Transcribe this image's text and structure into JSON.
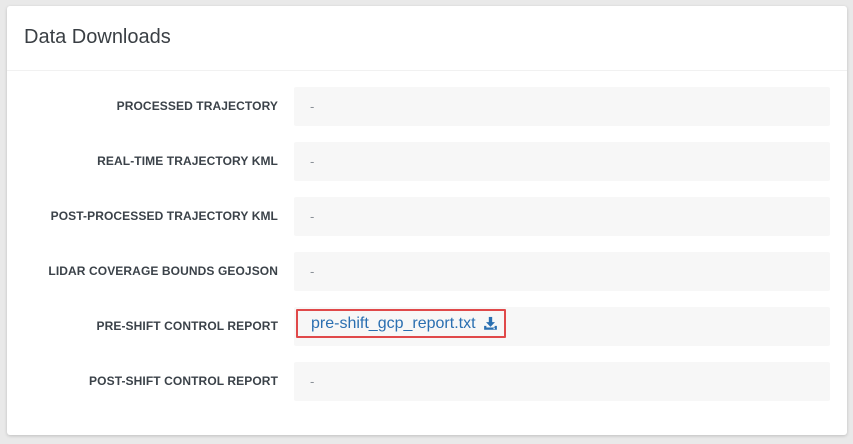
{
  "panel": {
    "title": "Data Downloads"
  },
  "downloads": [
    {
      "label": "PROCESSED TRAJECTORY",
      "value": "-"
    },
    {
      "label": "REAL-TIME TRAJECTORY KML",
      "value": "-"
    },
    {
      "label": "POST-PROCESSED TRAJECTORY KML",
      "value": "-"
    },
    {
      "label": "LIDAR COVERAGE BOUNDS GEOJSON",
      "value": "-"
    },
    {
      "label": "PRE-SHIFT CONTROL REPORT",
      "value": "pre-shift_gcp_report.txt",
      "icon": "download-icon"
    },
    {
      "label": "POST-SHIFT CONTROL REPORT",
      "value": "-"
    }
  ],
  "colors": {
    "link": "#2a6fb1",
    "highlight_border": "#e0494a"
  }
}
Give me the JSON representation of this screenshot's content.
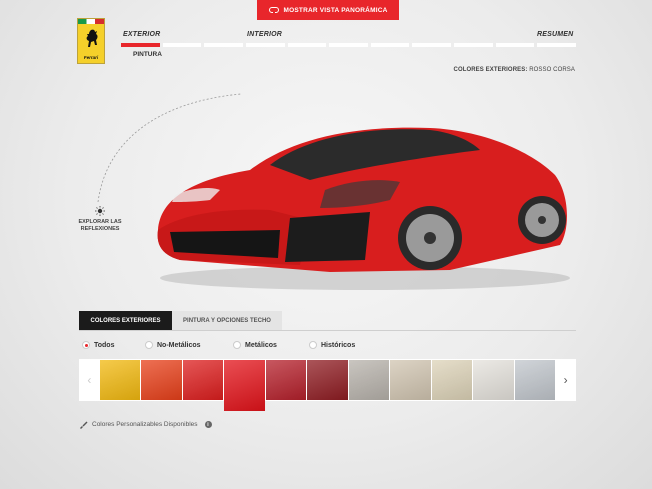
{
  "header": {
    "panorama_button": "MOSTRAR VISTA PANORÁMICA",
    "panorama_icon": "vr-headset-icon"
  },
  "logo": {
    "word": "Ferrari",
    "icon": "prancing-horse-icon"
  },
  "steps": {
    "items": [
      {
        "label": "EXTERIOR"
      },
      {
        "label": "INTERIOR"
      },
      {
        "label": "RESUMEN"
      }
    ],
    "sub_label": "PINTURA",
    "bar_count": 11,
    "active_bar": 0
  },
  "color_info": {
    "label": "COLORES EXTERIORES:",
    "value": "ROSSO CORSA"
  },
  "reflections": {
    "label_line1": "EXPLORAR LAS",
    "label_line2": "REFLEXIONES",
    "icon": "sun-icon"
  },
  "tabs": [
    {
      "label": "COLORES EXTERIORES",
      "active": true
    },
    {
      "label": "PINTURA Y OPCIONES TECHO",
      "active": false
    }
  ],
  "filters": [
    {
      "label": "Todos",
      "selected": true
    },
    {
      "label": "No-Metálicos",
      "selected": false
    },
    {
      "label": "Metálicos",
      "selected": false
    },
    {
      "label": "Históricos",
      "selected": false
    }
  ],
  "swatches": {
    "prev_icon": "chevron-left-icon",
    "next_icon": "chevron-right-icon",
    "colors": [
      "#f2b90f",
      "#e8401a",
      "#dd1e1e",
      "#e3131a",
      "#b5202b",
      "#8f1c22",
      "#b7b2ab",
      "#d1c5b1",
      "#ddd3b8",
      "#e5e2dc",
      "#c1c6cc"
    ],
    "selected_index": 3
  },
  "custom": {
    "label": "Colores Personalizables Disponibles",
    "icon": "paint-brush-icon",
    "info_icon": "info-icon"
  },
  "accent_color": "#e8262b"
}
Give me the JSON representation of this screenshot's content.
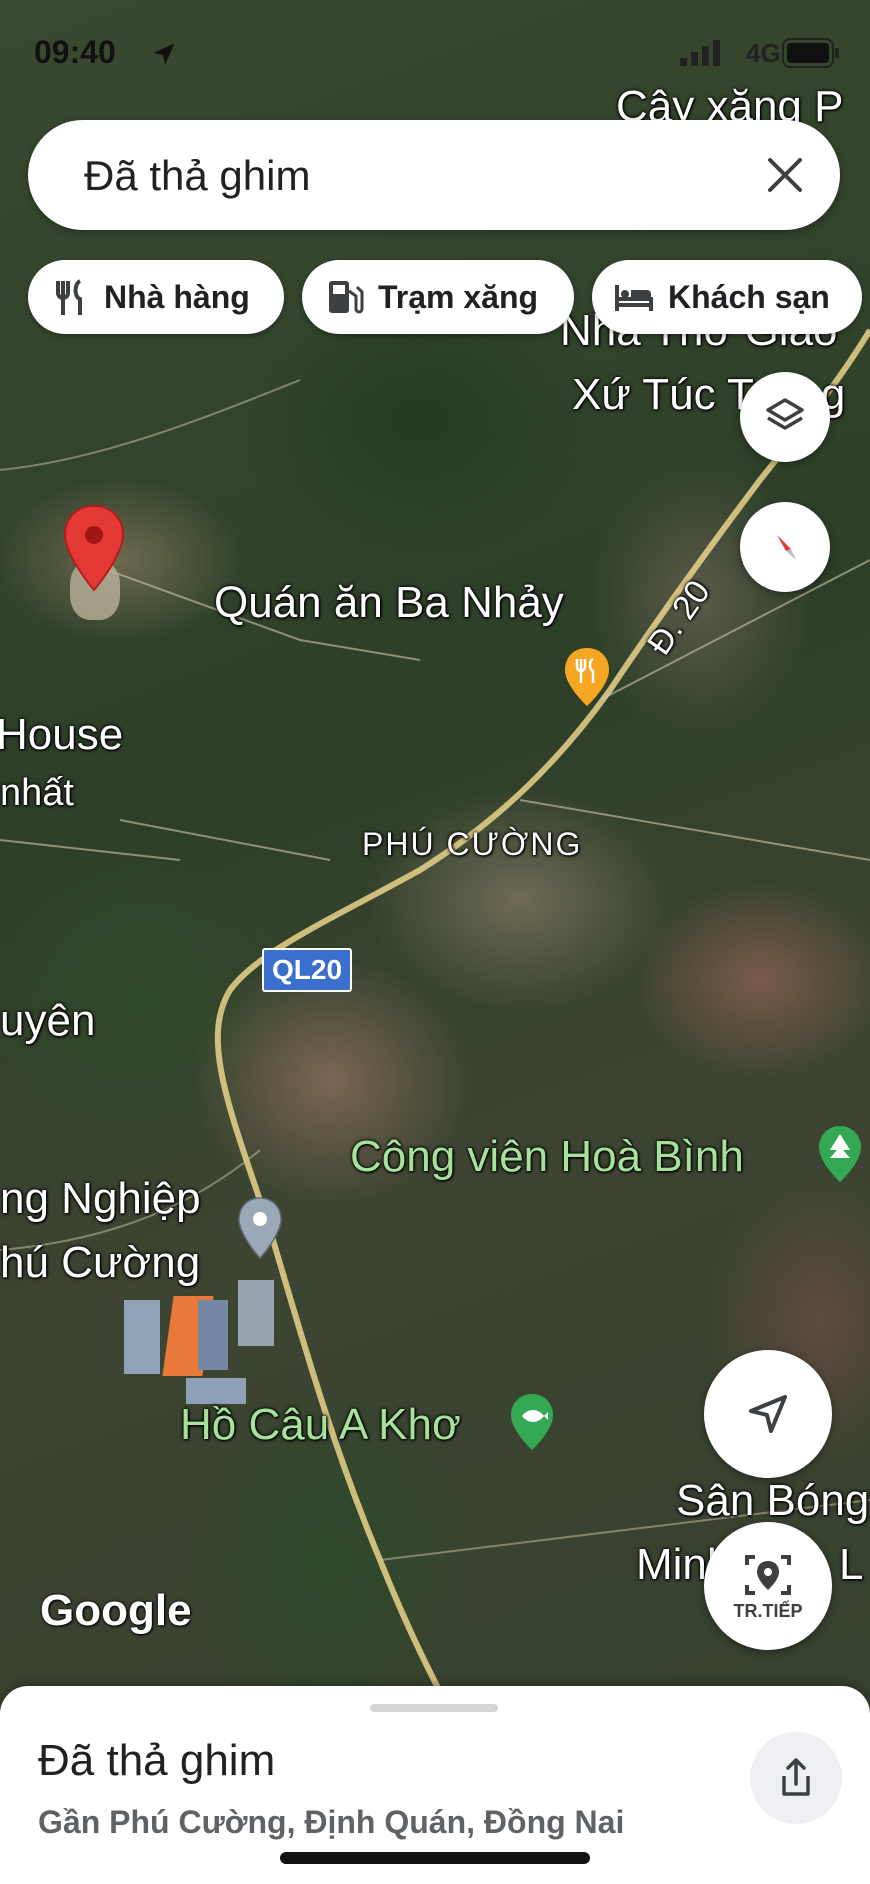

GIVEN INSTRUCTION:
Keep only the lines that hold the string "chevron", and copy them out.

ANSWER BELOW:
    "prev_icon": "chevron-left-icon",
    "next_icon": "chevron-right-icon",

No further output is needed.